Items from a figure collection
※ ※ ※
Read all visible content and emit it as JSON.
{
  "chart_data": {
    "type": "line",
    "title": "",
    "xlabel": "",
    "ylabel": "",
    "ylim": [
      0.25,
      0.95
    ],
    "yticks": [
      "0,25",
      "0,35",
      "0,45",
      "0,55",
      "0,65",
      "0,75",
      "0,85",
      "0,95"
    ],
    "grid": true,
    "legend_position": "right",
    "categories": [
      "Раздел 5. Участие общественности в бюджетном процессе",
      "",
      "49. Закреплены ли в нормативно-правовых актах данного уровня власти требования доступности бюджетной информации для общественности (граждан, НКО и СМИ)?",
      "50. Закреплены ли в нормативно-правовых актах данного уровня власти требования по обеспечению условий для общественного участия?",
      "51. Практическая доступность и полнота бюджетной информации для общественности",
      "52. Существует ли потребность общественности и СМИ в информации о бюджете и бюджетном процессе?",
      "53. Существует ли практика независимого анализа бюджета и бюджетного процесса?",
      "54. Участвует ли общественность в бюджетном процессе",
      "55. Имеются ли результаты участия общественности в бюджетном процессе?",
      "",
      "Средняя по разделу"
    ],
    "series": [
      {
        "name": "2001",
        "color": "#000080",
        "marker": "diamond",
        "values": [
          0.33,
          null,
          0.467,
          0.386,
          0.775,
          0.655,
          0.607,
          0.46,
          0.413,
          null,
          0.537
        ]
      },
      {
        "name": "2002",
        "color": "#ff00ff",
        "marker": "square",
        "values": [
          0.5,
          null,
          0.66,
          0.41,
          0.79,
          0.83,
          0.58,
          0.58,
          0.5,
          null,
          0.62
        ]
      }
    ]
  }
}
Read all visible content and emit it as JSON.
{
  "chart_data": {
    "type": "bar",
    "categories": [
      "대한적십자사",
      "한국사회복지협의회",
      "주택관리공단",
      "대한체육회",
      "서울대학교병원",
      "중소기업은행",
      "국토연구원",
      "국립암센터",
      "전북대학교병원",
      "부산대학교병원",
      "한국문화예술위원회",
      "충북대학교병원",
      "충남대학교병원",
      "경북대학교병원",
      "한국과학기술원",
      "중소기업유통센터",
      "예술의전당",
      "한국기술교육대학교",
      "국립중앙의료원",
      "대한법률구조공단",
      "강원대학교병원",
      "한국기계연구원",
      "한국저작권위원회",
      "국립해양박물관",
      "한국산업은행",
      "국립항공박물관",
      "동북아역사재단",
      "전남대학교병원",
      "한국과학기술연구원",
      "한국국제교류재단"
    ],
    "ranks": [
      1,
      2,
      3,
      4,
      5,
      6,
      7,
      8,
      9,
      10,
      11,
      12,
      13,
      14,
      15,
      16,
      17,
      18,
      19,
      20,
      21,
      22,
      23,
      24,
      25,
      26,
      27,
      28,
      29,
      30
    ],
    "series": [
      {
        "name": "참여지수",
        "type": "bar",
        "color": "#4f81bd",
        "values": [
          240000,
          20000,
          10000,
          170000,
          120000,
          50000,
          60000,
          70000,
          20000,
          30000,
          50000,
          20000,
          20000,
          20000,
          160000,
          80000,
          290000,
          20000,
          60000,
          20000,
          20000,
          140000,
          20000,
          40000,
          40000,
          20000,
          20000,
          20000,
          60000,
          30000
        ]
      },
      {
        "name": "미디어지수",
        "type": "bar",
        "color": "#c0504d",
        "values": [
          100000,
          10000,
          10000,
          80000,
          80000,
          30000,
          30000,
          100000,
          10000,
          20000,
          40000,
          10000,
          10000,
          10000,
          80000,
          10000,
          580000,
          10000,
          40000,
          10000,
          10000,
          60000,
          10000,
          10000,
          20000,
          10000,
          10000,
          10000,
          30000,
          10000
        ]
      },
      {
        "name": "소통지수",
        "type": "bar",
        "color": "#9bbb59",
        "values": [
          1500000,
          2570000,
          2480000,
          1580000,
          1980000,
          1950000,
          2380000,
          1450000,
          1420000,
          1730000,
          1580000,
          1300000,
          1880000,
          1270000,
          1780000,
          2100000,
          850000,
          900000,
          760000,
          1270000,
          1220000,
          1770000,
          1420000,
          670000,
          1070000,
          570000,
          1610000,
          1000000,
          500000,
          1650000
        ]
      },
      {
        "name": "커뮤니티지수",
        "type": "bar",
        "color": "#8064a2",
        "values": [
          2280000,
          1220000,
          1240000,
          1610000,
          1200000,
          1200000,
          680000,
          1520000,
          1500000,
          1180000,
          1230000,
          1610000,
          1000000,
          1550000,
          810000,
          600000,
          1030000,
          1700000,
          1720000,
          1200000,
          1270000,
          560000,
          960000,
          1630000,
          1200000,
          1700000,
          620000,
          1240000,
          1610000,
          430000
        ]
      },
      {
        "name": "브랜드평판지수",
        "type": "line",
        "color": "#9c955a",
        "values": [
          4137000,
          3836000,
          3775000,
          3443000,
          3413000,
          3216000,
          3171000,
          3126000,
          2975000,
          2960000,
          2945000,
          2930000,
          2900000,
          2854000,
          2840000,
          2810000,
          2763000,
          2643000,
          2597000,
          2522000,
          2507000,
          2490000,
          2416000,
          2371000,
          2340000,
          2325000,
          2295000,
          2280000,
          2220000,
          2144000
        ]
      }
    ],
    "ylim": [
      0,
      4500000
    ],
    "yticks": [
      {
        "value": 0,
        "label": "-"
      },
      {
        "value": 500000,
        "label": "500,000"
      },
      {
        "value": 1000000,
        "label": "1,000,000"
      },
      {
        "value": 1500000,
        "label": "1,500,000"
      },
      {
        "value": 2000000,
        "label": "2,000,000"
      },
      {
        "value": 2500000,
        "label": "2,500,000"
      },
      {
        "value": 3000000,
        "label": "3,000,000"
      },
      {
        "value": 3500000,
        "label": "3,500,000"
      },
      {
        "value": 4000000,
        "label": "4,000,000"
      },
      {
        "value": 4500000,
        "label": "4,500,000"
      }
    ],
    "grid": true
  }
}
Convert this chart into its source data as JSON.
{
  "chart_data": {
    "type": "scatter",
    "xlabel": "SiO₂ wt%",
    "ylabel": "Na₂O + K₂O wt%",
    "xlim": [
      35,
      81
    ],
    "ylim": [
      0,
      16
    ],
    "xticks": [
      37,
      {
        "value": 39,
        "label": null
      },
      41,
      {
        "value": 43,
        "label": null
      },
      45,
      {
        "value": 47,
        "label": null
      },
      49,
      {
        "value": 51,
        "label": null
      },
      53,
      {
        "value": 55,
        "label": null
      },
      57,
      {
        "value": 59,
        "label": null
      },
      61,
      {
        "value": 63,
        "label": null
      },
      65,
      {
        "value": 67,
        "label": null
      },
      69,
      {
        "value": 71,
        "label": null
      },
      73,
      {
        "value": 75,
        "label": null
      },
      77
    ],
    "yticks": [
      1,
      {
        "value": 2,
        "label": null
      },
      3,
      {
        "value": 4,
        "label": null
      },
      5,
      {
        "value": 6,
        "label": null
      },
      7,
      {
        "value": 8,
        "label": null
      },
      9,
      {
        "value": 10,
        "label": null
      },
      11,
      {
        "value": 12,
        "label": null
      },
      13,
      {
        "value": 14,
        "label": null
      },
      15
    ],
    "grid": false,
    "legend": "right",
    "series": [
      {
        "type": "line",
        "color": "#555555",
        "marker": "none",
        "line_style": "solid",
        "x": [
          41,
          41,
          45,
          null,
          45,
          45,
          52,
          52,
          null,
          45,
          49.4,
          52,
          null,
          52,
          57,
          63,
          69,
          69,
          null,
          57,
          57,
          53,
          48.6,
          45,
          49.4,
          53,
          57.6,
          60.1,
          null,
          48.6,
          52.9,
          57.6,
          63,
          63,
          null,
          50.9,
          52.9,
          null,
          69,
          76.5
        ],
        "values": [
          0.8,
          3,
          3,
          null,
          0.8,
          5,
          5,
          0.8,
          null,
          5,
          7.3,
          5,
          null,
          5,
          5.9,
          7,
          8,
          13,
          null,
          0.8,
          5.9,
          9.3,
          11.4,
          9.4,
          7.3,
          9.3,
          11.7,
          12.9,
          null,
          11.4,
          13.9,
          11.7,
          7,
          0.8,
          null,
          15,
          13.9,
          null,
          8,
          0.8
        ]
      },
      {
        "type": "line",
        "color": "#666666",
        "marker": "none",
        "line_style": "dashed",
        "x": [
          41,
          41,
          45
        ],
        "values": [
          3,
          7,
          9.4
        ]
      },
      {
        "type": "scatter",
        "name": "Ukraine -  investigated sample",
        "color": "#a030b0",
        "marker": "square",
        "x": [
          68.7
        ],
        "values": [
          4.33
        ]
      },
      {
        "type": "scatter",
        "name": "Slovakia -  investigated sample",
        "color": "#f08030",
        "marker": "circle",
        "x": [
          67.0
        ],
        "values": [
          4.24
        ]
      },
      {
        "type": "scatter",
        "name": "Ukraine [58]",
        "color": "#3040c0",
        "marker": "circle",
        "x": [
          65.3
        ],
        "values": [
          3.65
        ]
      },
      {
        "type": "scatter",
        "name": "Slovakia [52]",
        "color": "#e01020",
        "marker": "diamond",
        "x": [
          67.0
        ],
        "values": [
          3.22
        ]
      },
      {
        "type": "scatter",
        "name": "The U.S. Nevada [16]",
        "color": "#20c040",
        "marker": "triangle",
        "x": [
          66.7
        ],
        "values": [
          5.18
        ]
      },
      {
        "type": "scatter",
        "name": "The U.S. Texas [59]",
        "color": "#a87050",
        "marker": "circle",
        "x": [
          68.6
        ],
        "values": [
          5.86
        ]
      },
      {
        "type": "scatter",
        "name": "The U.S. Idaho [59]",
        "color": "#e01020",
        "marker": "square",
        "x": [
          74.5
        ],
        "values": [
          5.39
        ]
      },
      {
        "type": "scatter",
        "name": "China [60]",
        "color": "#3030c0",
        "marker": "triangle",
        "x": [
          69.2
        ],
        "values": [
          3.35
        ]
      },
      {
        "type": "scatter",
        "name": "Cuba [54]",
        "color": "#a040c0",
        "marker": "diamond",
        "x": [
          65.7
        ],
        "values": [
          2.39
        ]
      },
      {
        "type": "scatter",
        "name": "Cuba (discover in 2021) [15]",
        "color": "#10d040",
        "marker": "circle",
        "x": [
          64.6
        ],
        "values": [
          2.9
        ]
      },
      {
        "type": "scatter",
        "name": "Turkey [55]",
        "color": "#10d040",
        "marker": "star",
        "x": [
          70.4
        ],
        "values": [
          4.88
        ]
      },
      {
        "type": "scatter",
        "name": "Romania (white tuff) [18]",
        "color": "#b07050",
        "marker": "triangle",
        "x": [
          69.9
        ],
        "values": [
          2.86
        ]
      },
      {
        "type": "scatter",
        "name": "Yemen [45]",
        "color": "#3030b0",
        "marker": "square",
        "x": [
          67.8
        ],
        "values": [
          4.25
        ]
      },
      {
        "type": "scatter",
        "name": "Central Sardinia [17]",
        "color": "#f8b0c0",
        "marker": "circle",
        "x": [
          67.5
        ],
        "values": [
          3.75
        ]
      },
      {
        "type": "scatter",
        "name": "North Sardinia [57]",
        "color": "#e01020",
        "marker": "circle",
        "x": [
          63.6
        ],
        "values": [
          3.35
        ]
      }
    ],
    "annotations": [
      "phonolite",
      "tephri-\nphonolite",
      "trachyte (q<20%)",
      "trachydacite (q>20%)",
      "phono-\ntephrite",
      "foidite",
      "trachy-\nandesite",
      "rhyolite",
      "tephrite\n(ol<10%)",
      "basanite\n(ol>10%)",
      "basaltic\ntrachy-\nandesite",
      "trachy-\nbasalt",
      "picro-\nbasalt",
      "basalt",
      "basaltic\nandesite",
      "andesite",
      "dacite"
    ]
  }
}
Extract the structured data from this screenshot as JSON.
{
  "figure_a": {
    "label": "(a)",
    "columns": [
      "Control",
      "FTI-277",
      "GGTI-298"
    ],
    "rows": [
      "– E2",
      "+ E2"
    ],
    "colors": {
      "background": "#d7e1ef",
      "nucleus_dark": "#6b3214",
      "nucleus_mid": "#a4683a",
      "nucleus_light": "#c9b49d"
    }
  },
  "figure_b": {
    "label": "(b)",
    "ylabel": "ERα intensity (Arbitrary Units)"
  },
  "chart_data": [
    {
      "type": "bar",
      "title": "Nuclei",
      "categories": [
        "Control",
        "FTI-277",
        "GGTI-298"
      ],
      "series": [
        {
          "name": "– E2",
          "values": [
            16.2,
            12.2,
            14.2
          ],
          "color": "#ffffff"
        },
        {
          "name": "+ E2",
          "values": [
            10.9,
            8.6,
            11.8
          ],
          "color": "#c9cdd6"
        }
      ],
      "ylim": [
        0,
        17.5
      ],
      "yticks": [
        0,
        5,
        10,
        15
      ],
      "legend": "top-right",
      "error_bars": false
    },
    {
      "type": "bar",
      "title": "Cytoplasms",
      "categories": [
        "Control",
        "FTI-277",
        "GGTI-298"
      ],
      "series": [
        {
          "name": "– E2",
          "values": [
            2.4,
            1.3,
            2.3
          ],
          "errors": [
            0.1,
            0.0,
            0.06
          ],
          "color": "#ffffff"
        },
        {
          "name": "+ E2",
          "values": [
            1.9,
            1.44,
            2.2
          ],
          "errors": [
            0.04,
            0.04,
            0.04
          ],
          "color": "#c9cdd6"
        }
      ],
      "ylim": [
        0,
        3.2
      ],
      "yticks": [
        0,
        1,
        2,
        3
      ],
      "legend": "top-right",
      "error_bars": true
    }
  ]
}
※ ※ ※
### WORK TO COMPLETE
Establish how many lines of the material above hold the word "власти". Nothing but the count should be returned.

### CORRECT RESULT
2